= WHAT TO WORK ON =
Restate, word for word, all of the material shown below.

= PROVIDED RECORDS =
==================================================
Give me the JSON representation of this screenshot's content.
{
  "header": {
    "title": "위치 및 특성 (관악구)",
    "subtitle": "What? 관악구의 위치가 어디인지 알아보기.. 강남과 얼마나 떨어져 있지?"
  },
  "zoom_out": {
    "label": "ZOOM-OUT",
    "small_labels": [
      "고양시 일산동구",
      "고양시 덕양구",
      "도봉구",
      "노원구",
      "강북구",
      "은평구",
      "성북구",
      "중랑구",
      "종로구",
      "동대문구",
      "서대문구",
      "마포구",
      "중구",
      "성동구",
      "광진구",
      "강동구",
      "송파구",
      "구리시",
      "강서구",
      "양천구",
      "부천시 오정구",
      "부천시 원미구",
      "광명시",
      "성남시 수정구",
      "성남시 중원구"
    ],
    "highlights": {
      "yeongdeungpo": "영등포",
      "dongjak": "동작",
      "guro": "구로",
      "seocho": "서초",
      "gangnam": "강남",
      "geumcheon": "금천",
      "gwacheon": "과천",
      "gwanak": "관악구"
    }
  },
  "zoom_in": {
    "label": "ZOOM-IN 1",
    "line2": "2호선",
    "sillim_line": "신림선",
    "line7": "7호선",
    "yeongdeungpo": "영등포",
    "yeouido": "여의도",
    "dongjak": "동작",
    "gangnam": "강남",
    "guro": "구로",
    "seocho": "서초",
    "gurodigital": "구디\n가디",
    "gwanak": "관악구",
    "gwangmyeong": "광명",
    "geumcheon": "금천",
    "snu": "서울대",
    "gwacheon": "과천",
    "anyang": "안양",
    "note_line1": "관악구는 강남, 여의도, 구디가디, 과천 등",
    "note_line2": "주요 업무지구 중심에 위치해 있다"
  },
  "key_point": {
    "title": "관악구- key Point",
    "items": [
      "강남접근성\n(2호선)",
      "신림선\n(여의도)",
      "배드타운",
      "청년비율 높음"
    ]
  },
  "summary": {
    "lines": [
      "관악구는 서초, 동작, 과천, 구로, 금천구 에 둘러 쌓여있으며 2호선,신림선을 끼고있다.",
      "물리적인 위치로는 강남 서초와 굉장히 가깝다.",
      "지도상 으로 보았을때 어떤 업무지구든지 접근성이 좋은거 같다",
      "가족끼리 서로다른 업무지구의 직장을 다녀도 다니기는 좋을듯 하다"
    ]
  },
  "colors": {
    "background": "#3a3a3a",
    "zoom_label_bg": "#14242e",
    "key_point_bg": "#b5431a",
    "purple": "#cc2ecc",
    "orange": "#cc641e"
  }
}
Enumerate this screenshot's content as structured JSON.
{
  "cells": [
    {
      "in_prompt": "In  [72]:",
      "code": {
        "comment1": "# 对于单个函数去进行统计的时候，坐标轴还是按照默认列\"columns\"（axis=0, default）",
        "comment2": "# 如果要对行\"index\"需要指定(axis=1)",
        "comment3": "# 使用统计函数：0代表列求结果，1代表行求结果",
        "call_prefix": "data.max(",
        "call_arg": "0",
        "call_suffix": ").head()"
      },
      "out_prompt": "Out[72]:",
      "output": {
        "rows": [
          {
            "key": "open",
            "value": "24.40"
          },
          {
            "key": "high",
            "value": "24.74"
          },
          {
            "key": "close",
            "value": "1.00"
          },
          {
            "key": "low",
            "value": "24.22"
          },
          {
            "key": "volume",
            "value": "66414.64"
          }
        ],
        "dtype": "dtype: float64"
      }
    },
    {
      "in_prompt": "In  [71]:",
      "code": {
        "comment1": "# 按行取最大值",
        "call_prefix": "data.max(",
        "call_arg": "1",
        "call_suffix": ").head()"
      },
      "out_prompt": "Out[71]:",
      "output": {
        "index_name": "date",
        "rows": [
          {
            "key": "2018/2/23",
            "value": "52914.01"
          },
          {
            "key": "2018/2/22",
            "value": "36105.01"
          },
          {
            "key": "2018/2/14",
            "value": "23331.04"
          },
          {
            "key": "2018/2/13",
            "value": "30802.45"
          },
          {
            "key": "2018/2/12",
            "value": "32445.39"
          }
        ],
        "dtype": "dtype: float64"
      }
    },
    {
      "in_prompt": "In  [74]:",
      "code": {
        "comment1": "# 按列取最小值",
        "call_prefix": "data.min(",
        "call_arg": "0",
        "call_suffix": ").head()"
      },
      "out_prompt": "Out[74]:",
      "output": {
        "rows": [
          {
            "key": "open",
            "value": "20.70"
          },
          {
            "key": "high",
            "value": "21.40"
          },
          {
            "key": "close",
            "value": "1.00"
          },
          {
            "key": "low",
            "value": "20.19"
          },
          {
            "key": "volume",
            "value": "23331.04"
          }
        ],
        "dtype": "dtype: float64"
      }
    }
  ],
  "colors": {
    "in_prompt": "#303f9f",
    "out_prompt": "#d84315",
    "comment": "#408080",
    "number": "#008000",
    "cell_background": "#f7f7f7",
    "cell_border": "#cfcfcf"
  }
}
==================================================
= EXPECTED OUTPUT =
Give me the JSON representation of this screenshot's content.
{
  "header": {
    "title": "위치 및 특성 (관악구)",
    "subtitle": "What? 관악구의 위치가 어디인지 알아보기.. 강남과 얼마나 떨어져 있지?"
  },
  "zoom_out": {
    "label": "ZOOM-OUT",
    "small_labels": [
      "고양시 일산동구",
      "고양시 덕양구",
      "도봉구",
      "노원구",
      "강북구",
      "은평구",
      "성북구",
      "중랑구",
      "종로구",
      "동대문구",
      "서대문구",
      "마포구",
      "중구",
      "성동구",
      "광진구",
      "강동구",
      "송파구",
      "구리시",
      "강서구",
      "양천구",
      "부천시 오정구",
      "부천시 원미구",
      "광명시",
      "성남시 수정구",
      "성남시 중원구"
    ],
    "highlights": {
      "yeongdeungpo": "영등포",
      "dongjak": "동작",
      "guro": "구로",
      "seocho": "서초",
      "gangnam": "강남",
      "geumcheon": "금천",
      "gwacheon": "과천",
      "gwanak": "관악구"
    }
  },
  "zoom_in": {
    "label": "ZOOM-IN 1",
    "line2": "2호선",
    "sillim_line": "신림선",
    "line7": "7호선",
    "yeongdeungpo": "영등포",
    "yeouido": "여의도",
    "dongjak": "동작",
    "gangnam": "강남",
    "guro": "구로",
    "seocho": "서초",
    "gurodigital": "구디\n가디",
    "gwanak": "관악구",
    "gwangmyeong": "광명",
    "geumcheon": "금천",
    "snu": "서울대",
    "gwacheon": "과천",
    "anyang": "안양",
    "note_line1": "관악구는 강남, 여의도, 구디가디, 과천 등",
    "note_line2": "주요 업무지구 중심에 위치해 있다"
  },
  "key_point": {
    "title": "관악구- key Point",
    "items": [
      "강남접근성\n(2호선)",
      "신림선\n(여의도)",
      "배드타운",
      "청년비율 높음"
    ]
  },
  "summary": {
    "lines": [
      "관악구는 서초, 동작, 과천, 구로, 금천구 에 둘러 쌓여있으며 2호선,신림선을 끼고있다.",
      "물리적인 위치로는 강남 서초와 굉장히 가깝다.",
      "지도상 으로 보았을때 어떤 업무지구든지 접근성이 좋은거 같다",
      "가족끼리 서로다른 업무지구의 직장을 다녀도 다니기는 좋을듯 하다"
    ]
  },
  "colors": {
    "background": "#3a3a3a",
    "zoom_label_bg": "#14242e",
    "key_point_bg": "#b5431a",
    "purple": "#cc2ecc",
    "orange": "#cc641e"
  }
}
Enumerate this screenshot's content as structured JSON.
{
  "cells": [
    {
      "in_prompt": "In  [72]:",
      "code": {
        "comment1": "# 对于单个函数去进行统计的时候，坐标轴还是按照默认列\"columns\"（axis=0, default）",
        "comment2": "# 如果要对行\"index\"需要指定(axis=1)",
        "comment3": "# 使用统计函数：0代表列求结果，1代表行求结果",
        "call_prefix": "data.max(",
        "call_arg": "0",
        "call_suffix": ").head()"
      },
      "out_prompt": "Out[72]:",
      "output": {
        "rows": [
          {
            "key": "open",
            "value": "24.40"
          },
          {
            "key": "high",
            "value": "24.74"
          },
          {
            "key": "close",
            "value": "1.00"
          },
          {
            "key": "low",
            "value": "24.22"
          },
          {
            "key": "volume",
            "value": "66414.64"
          }
        ],
        "dtype": "dtype: float64"
      }
    },
    {
      "in_prompt": "In  [71]:",
      "code": {
        "comment1": "# 按行取最大值",
        "call_prefix": "data.max(",
        "call_arg": "1",
        "call_suffix": ").head()"
      },
      "out_prompt": "Out[71]:",
      "output": {
        "index_name": "date",
        "rows": [
          {
            "key": "2018/2/23",
            "value": "52914.01"
          },
          {
            "key": "2018/2/22",
            "value": "36105.01"
          },
          {
            "key": "2018/2/14",
            "value": "23331.04"
          },
          {
            "key": "2018/2/13",
            "value": "30802.45"
          },
          {
            "key": "2018/2/12",
            "value": "32445.39"
          }
        ],
        "dtype": "dtype: float64"
      }
    },
    {
      "in_prompt": "In  [74]:",
      "code": {
        "comment1": "# 按列取最小值",
        "call_prefix": "data.min(",
        "call_arg": "0",
        "call_suffix": ").head()"
      },
      "out_prompt": "Out[74]:",
      "output": {
        "rows": [
          {
            "key": "open",
            "value": "20.70"
          },
          {
            "key": "high",
            "value": "21.40"
          },
          {
            "key": "close",
            "value": "1.00"
          },
          {
            "key": "low",
            "value": "20.19"
          },
          {
            "key": "volume",
            "value": "23331.04"
          }
        ],
        "dtype": "dtype: float64"
      }
    }
  ],
  "colors": {
    "in_prompt": "#303f9f",
    "out_prompt": "#d84315",
    "comment": "#408080",
    "number": "#008000",
    "cell_background": "#f7f7f7",
    "cell_border": "#cfcfcf"
  }
}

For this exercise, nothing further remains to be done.